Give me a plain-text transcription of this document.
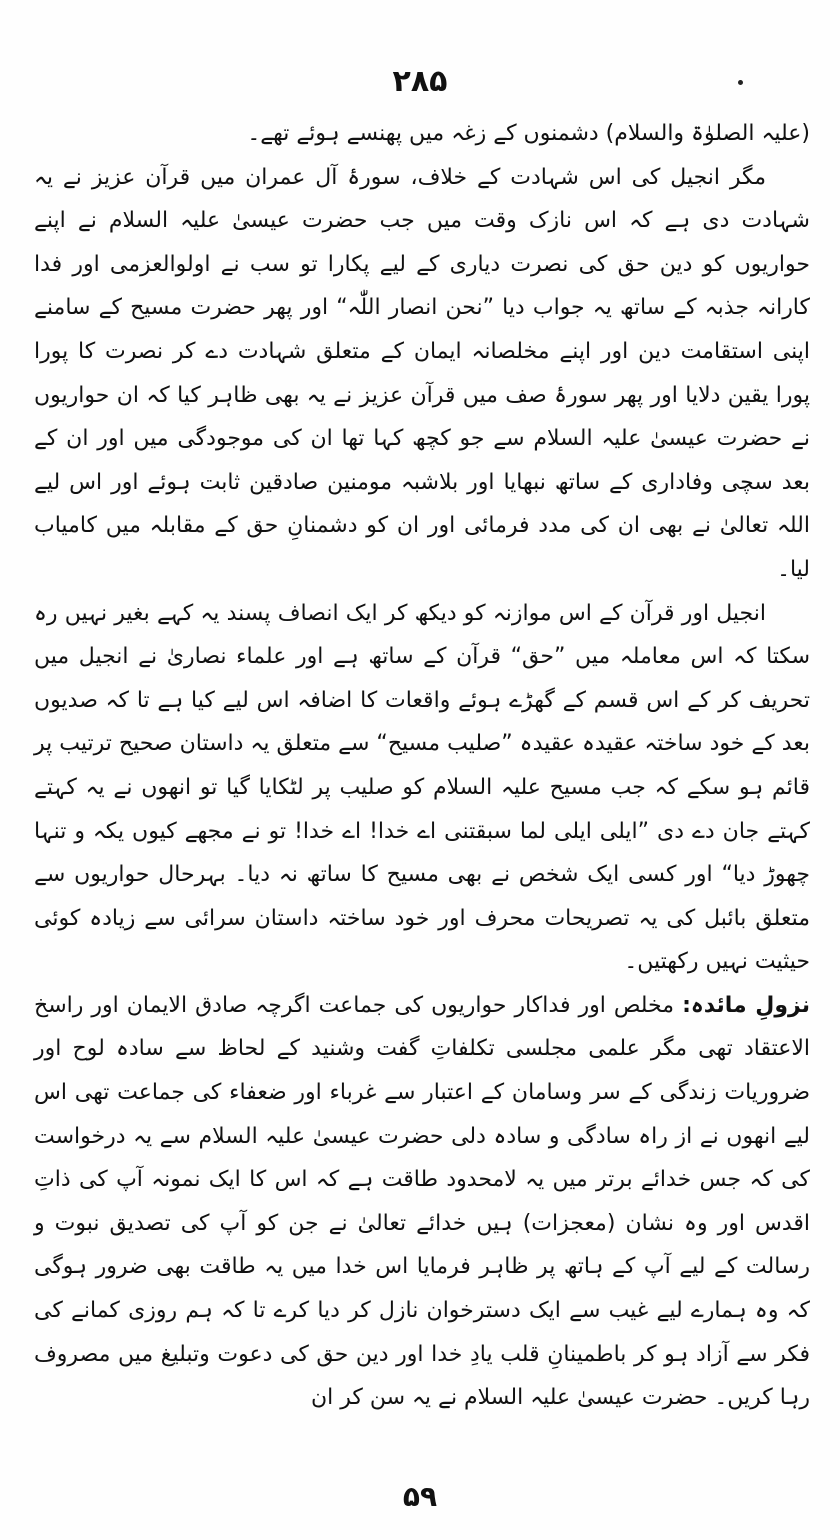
۲۸۵

(علیہ الصلوٰۃ والسلام) دشمنوں کے زغہ میں پھنسے ہوئے تھے۔

مگر انجیل کی اس شہادت کے خلاف، سورۂ آل عمران میں قرآن عزیز نے یہ شہادت دی ہے کہ اس نازک وقت میں جب حضرت عیسیٰ علیہ السلام نے اپنے حواریوں کو دین حق کی نصرت دیاری کے لیے پکارا تو سب نے اولوالعزمی اور فدا کارانہ جذبہ کے ساتھ یہ جواب دیا ”نحن انصار اللّٰہ“ اور پھر حضرت مسیح کے سامنے اپنی استقامت دین اور اپنے مخلصانہ ایمان کے متعلق شہادت دے کر نصرت کا پورا پورا یقین دلایا اور پھر سورۂ صف میں قرآن عزیز نے یہ بھی ظاہر کیا کہ ان حواریوں نے حضرت عیسیٰ علیہ السلام سے جو کچھ کہا تھا ان کی موجودگی میں اور ان کے بعد سچی وفاداری کے ساتھ نبھایا اور بلاشبہ مومنین صادقین ثابت ہوئے اور اس لیے اللہ تعالیٰ نے بھی ان کی مدد فرمائی اور ان کو دشمنانِ حق کے مقابلہ میں کامیاب لیا۔

انجیل اور قرآن کے اس موازنہ کو دیکھ کر ایک انصاف پسند یہ کہے بغیر نہیں رہ سکتا کہ اس معاملہ میں ”حق“ قرآن کے ساتھ ہے اور علماء نصاریٰ نے انجیل میں تحریف کر کے اس قسم کے گھڑے ہوئے واقعات کا اضافہ اس لیے کیا ہے تا کہ صدیوں بعد کے خود ساختہ عقیدہ عقیدہ ”صلیب مسیح“ سے متعلق یہ داستان صحیح ترتیب پر قائم ہو سکے کہ جب مسیح علیہ السلام کو صلیب پر لٹکایا گیا تو انھوں نے یہ کہتے کہتے جان دے دی ”ایلی ایلی لما سبقتنی اے خدا! اے خدا! تو نے مجھے کیوں یکہ و تنہا چھوڑ دیا“ اور کسی ایک شخص نے بھی مسیح کا ساتھ نہ دیا۔ بہرحال حواریوں سے متعلق بائبل کی یہ تصریحات محرف اور خود ساختہ داستان سرائی سے زیادہ کوئی حیثیت نہیں رکھتیں۔

نزولِ مائدہ: مخلص اور فداکار حواریوں کی جماعت اگرچہ صادق الایمان اور راسخ الاعتقاد تھی مگر علمی مجلسی تکلفاتِ گفت وشنید کے لحاظ سے سادہ لوح اور ضروریات زندگی کے سر وسامان کے اعتبار سے غرباء اور ضعفاء کی جماعت تھی اس لیے انھوں نے از راہ سادگی و سادہ دلی حضرت عیسیٰ علیہ السلام سے یہ درخواست کی کہ جس خدائے برتر میں یہ لامحدود طاقت ہے کہ اس کا ایک نمونہ آپ کی ذاتِ اقدس اور وہ نشان (معجزات) ہیں خدائے تعالیٰ نے جن کو آپ کی تصدیق نبوت و رسالت کے لیے آپ کے ہاتھ پر ظاہر فرمایا اس خدا میں یہ طاقت بھی ضرور ہوگی کہ وہ ہمارے لیے غیب سے ایک دسترخوان نازل کر دیا کرے تا کہ ہم روزی کمانے کی فکر سے آزاد ہو کر باطمینانِ قلب یادِ خدا اور دین حق کی دعوت وتبلیغ میں مصروف رہا کریں۔ حضرت عیسیٰ علیہ السلام نے یہ سن کر ان

۵۹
···
§ Brief
Using the records above, select and copy every line that has the word "متعلق".

§ Task response
مگر انجیل کی اس شہادت کے خلاف، سورۂ آل عمران میں قرآن عزیز نے یہ شہادت دی ہے کہ اس نازک وقت میں جب حضرت عیسیٰ علیہ السلام نے اپنے حواریوں کو دین حق کی نصرت دیاری کے لیے پکارا تو سب نے اولوالعزمی اور فدا کارانہ جذبہ کے ساتھ یہ جواب دیا ”نحن انصار اللّٰہ“ اور پھر حضرت مسیح کے سامنے اپنی استقامت دین اور اپنے مخلصانہ ایمان کے متعلق شہادت دے کر نصرت کا پورا پورا یقین دلایا اور پھر سورۂ صف میں قرآن عزیز نے یہ بھی ظاہر کیا کہ ان حواریوں نے حضرت عیسیٰ علیہ السلام سے جو کچھ کہا تھا ان کی موجودگی میں اور ان کے بعد سچی وفاداری کے ساتھ نبھایا اور بلاشبہ مومنین صادقین ثابت ہوئے اور اس لیے اللہ تعالیٰ نے بھی ان کی مدد فرمائی اور ان کو دشمنانِ حق کے مقابلہ میں کامیاب لیا۔
انجیل اور قرآن کے اس موازنہ کو دیکھ کر ایک انصاف پسند یہ کہے بغیر نہیں رہ سکتا کہ اس معاملہ میں ”حق“ قرآن کے ساتھ ہے اور علماء نصاریٰ نے انجیل میں تحریف کر کے اس قسم کے گھڑے ہوئے واقعات کا اضافہ اس لیے کیا ہے تا کہ صدیوں بعد کے خود ساختہ عقیدہ عقیدہ ”صلیب مسیح“ سے متعلق یہ داستان صحیح ترتیب پر قائم ہو سکے کہ جب مسیح علیہ السلام کو صلیب پر لٹکایا گیا تو انھوں نے یہ کہتے کہتے جان دے دی ”ایلی ایلی لما سبقتنی اے خدا! اے خدا! تو نے مجھے کیوں یکہ و تنہا چھوڑ دیا“ اور کسی ایک شخص نے بھی مسیح کا ساتھ نہ دیا۔ بہرحال حواریوں سے متعلق بائبل کی یہ تصریحات محرف اور خود ساختہ داستان سرائی سے زیادہ کوئی حیثیت نہیں رکھتیں۔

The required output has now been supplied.